>> Begin DATA

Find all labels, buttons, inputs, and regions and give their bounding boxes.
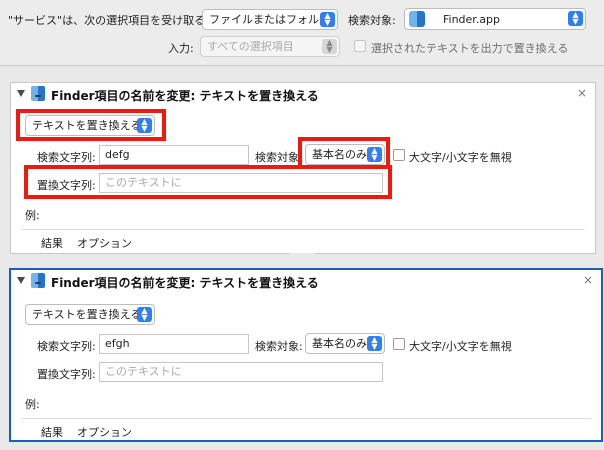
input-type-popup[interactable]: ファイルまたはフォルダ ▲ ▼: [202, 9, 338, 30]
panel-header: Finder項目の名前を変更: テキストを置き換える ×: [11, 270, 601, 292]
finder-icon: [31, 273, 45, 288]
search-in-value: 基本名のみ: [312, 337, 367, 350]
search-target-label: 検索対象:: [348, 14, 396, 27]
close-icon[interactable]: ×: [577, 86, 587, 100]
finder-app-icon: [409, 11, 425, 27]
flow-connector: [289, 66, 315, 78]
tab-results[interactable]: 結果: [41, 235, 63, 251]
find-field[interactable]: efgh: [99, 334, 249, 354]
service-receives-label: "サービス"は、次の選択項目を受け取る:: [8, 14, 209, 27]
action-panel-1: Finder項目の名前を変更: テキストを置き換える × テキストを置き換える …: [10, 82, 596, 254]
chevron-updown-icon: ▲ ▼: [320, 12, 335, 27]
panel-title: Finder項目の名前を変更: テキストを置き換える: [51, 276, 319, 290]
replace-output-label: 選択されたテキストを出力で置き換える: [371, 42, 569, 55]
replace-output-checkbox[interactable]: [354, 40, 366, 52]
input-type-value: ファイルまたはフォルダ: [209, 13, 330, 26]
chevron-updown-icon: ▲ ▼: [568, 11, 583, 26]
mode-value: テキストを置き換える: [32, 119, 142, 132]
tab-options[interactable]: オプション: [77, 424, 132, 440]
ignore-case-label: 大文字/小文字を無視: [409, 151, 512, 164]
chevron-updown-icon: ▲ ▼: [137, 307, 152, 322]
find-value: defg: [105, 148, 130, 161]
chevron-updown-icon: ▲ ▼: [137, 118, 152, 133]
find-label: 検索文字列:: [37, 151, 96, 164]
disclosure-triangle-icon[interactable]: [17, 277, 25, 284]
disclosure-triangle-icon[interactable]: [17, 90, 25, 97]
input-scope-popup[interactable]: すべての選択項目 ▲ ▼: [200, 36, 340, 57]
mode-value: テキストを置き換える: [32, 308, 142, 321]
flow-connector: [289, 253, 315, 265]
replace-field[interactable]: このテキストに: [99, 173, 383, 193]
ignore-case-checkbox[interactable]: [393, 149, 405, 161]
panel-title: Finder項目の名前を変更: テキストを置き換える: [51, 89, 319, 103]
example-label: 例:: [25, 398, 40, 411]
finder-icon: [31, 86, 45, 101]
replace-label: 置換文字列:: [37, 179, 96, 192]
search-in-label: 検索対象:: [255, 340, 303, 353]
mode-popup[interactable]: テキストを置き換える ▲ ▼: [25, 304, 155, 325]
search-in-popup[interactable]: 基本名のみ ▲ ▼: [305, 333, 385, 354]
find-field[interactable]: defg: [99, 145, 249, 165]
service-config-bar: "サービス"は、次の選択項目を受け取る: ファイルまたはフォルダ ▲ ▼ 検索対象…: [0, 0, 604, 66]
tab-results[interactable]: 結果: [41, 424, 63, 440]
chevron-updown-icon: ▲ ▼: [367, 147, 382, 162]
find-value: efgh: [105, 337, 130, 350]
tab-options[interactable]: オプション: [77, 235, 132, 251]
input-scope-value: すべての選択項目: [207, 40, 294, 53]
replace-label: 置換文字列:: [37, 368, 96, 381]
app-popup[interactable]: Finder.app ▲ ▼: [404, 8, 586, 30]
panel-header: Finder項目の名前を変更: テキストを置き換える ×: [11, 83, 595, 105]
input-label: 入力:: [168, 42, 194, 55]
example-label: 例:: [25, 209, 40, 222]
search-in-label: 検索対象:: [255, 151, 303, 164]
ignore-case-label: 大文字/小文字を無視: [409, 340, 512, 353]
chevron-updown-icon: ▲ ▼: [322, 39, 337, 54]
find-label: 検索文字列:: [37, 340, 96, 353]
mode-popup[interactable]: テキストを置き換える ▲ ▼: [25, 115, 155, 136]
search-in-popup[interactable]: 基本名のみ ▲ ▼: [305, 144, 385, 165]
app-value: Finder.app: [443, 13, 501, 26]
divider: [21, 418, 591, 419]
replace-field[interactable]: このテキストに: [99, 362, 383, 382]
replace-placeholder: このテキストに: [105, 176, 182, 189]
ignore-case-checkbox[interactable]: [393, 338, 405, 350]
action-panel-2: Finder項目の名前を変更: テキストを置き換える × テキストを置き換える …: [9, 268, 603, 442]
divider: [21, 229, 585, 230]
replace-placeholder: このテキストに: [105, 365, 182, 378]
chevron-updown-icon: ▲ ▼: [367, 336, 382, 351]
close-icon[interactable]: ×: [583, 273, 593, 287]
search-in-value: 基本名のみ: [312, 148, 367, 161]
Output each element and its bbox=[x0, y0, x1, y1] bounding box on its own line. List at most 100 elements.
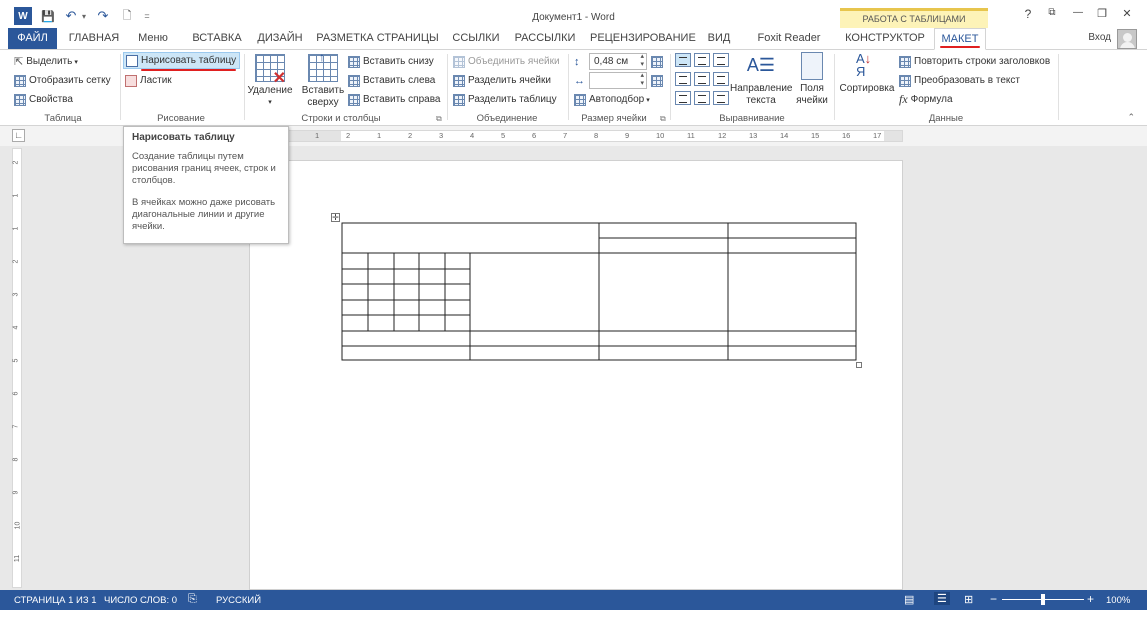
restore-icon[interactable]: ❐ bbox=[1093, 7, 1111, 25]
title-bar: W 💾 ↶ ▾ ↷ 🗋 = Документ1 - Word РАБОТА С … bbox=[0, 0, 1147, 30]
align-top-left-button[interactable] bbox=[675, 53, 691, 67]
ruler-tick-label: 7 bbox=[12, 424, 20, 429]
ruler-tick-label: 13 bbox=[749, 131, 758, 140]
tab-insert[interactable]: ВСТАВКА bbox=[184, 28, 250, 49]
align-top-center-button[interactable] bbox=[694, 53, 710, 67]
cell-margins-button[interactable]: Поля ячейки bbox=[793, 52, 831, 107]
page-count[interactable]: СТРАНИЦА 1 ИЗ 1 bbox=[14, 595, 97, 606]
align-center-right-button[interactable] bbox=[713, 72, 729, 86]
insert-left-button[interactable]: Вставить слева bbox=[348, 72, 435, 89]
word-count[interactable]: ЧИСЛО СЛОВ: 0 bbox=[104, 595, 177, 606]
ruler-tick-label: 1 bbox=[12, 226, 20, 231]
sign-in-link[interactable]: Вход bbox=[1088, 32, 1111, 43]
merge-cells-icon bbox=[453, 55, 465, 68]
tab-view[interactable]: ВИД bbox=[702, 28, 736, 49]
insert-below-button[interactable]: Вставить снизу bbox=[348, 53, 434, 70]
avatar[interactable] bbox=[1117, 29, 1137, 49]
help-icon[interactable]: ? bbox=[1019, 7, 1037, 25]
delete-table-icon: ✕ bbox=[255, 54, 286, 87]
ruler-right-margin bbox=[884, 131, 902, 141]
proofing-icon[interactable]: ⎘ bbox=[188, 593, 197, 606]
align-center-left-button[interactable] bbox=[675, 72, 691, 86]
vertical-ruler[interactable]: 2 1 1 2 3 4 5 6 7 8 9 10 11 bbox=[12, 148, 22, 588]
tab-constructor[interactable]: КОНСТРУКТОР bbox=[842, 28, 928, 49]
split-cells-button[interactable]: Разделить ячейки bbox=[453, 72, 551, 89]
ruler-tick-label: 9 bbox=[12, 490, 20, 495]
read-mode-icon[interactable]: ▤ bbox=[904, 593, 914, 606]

>> End DATA

**PROBLEM TO SOLVE**:
Reproduce every row above verbatim, omitting the pictures.

**COMPLETED TASK**:
Find all labels, buttons, inputs, and regions and give their bounding boxes.
input-type-popup[interactable]: ファイルまたはフォルダ ▲ ▼: [202, 9, 338, 30]
panel-header: Finder項目の名前を変更: テキストを置き換える ×: [11, 270, 601, 292]
finder-icon: [31, 273, 45, 288]
search-in-value: 基本名のみ: [312, 337, 367, 350]
search-target-label: 検索対象:: [348, 14, 396, 27]
close-icon[interactable]: ×: [577, 86, 587, 100]
finder-app-icon: [409, 11, 425, 27]
flow-connector: [289, 66, 315, 78]
tab-results[interactable]: 結果: [41, 235, 63, 251]
find-field[interactable]: efgh: [99, 334, 249, 354]
service-receives-label: "サービス"は、次の選択項目を受け取る:: [8, 14, 209, 27]
action-panel-1: Finder項目の名前を変更: テキストを置き換える × テキストを置き換える …: [10, 82, 596, 254]
chevron-updown-icon: ▲ ▼: [320, 12, 335, 27]
panel-title: Finder項目の名前を変更: テキストを置き換える: [51, 276, 319, 290]
replace-output-label: 選択されたテキストを出力で置き換える: [371, 42, 569, 55]
replace-output-checkbox[interactable]: [354, 40, 366, 52]
input-type-value: ファイルまたはフォルダ: [209, 13, 330, 26]
chevron-updown-icon: ▲ ▼: [568, 11, 583, 26]
mode-value: テキストを置き換える: [32, 119, 142, 132]
tab-options[interactable]: オプション: [77, 424, 132, 440]
ignore-case-label: 大文字/小文字を無視: [409, 151, 512, 164]
chevron-updown-icon: ▲ ▼: [137, 307, 152, 322]
find-value: defg: [105, 148, 130, 161]
chevron-updown-icon: ▲ ▼: [137, 118, 152, 133]
find-label: 検索文字列:: [37, 151, 96, 164]
disclosure-triangle-icon[interactable]: [17, 277, 25, 284]
disclosure-triangle-icon[interactable]: [17, 90, 25, 97]
input-scope-popup[interactable]: すべての選択項目 ▲ ▼: [200, 36, 340, 57]
mode-value: テキストを置き換える: [32, 308, 142, 321]
flow-connector: [289, 253, 315, 265]
replace-field[interactable]: このテキストに: [99, 173, 383, 193]
ignore-case-checkbox[interactable]: [393, 149, 405, 161]
panel-title: Finder項目の名前を変更: テキストを置き換える: [51, 89, 319, 103]
example-label: 例:: [25, 398, 40, 411]
finder-icon: [31, 86, 45, 101]
replace-label: 置換文字列:: [37, 179, 96, 192]
search-in-label: 検索対象:: [255, 340, 303, 353]
mode-popup[interactable]: テキストを置き換える ▲ ▼: [25, 304, 155, 325]
search-in-popup[interactable]: 基本名のみ ▲ ▼: [305, 333, 385, 354]
find-field[interactable]: defg: [99, 145, 249, 165]
service-config-bar: "サービス"は、次の選択項目を受け取る: ファイルまたはフォルダ ▲ ▼ 検索対象…: [0, 0, 604, 66]
tab-results[interactable]: 結果: [41, 424, 63, 440]
chevron-updown-icon: ▲ ▼: [367, 147, 382, 162]
find-value: efgh: [105, 337, 130, 350]
tab-options[interactable]: オプション: [77, 235, 132, 251]
input-scope-value: すべての選択項目: [207, 40, 294, 53]
replace-label: 置換文字列:: [37, 368, 96, 381]
app-popup[interactable]: Finder.app ▲ ▼: [404, 8, 586, 30]
panel-header: Finder項目の名前を変更: テキストを置き換える ×: [11, 83, 595, 105]
input-label: 入力:: [168, 42, 194, 55]
example-label: 例:: [25, 209, 40, 222]
search-in-label: 検索対象:: [255, 151, 303, 164]
ignore-case-label: 大文字/小文字を無視: [409, 340, 512, 353]
chevron-updown-icon: ▲ ▼: [322, 39, 337, 54]
find-label: 検索文字列:: [37, 340, 96, 353]
mode-popup[interactable]: テキストを置き換える ▲ ▼: [25, 115, 155, 136]
search-in-popup[interactable]: 基本名のみ ▲ ▼: [305, 144, 385, 165]
app-value: Finder.app: [443, 13, 501, 26]
divider: [21, 418, 591, 419]
replace-field[interactable]: このテキストに: [99, 362, 383, 382]
replace-placeholder: このテキストに: [105, 176, 182, 189]
ignore-case-checkbox[interactable]: [393, 338, 405, 350]
action-panel-2: Finder項目の名前を変更: テキストを置き換える × テキストを置き換える …: [9, 268, 603, 442]
divider: [21, 229, 585, 230]
replace-placeholder: このテキストに: [105, 365, 182, 378]
chevron-updown-icon: ▲ ▼: [367, 336, 382, 351]
close-icon[interactable]: ×: [583, 273, 593, 287]
search-in-value: 基本名のみ: [312, 148, 367, 161]
Output each element and its bbox=[x0, y0, x1, y1] bounding box on its own line. List at most 100 elements.
restore-icon[interactable]: ❐ bbox=[1093, 7, 1111, 25]
title-bar: W 💾 ↶ ▾ ↷ 🗋 = Документ1 - Word РАБОТА С … bbox=[0, 0, 1147, 30]
align-top-left-button[interactable] bbox=[675, 53, 691, 67]
ruler-tick-label: 7 bbox=[12, 424, 20, 429]
ruler-tick-label: 13 bbox=[749, 131, 758, 140]
tab-insert[interactable]: ВСТАВКА bbox=[184, 28, 250, 49]
align-top-center-button[interactable] bbox=[694, 53, 710, 67]
cell-margins-button[interactable]: Поля ячейки bbox=[793, 52, 831, 107]
page-count[interactable]: СТРАНИЦА 1 ИЗ 1 bbox=[14, 595, 97, 606]
align-center-right-button[interactable] bbox=[713, 72, 729, 86]
insert-left-button[interactable]: Вставить слева bbox=[348, 72, 435, 89]
word-count[interactable]: ЧИСЛО СЛОВ: 0 bbox=[104, 595, 177, 606]
ruler-tick-label: 1 bbox=[12, 226, 20, 231]
sign-in-link[interactable]: Вход bbox=[1088, 32, 1111, 43]
merge-cells-icon bbox=[453, 55, 465, 68]
tab-view[interactable]: ВИД bbox=[702, 28, 736, 49]
insert-below-button[interactable]: Вставить снизу bbox=[348, 53, 434, 70]
avatar[interactable] bbox=[1117, 29, 1137, 49]
help-icon[interactable]: ? bbox=[1019, 7, 1037, 25]
delete-table-icon: ✕ bbox=[255, 54, 286, 87]
ruler-right-margin bbox=[884, 131, 902, 141]
proofing-icon[interactable]: ⎘ bbox=[188, 593, 197, 606]
align-center-left-button[interactable] bbox=[675, 72, 691, 86]
vertical-ruler[interactable]: 2 1 1 2 3 4 5 6 7 8 9 10 11 bbox=[12, 148, 22, 588]
tab-constructor[interactable]: КОНСТРУКТОР bbox=[842, 28, 928, 49]
split-cells-button[interactable]: Разделить ячейки bbox=[453, 72, 551, 89]
ruler-tick-label: 9 bbox=[12, 490, 20, 495]
read-mode-icon[interactable]: ▤ bbox=[904, 593, 914, 606]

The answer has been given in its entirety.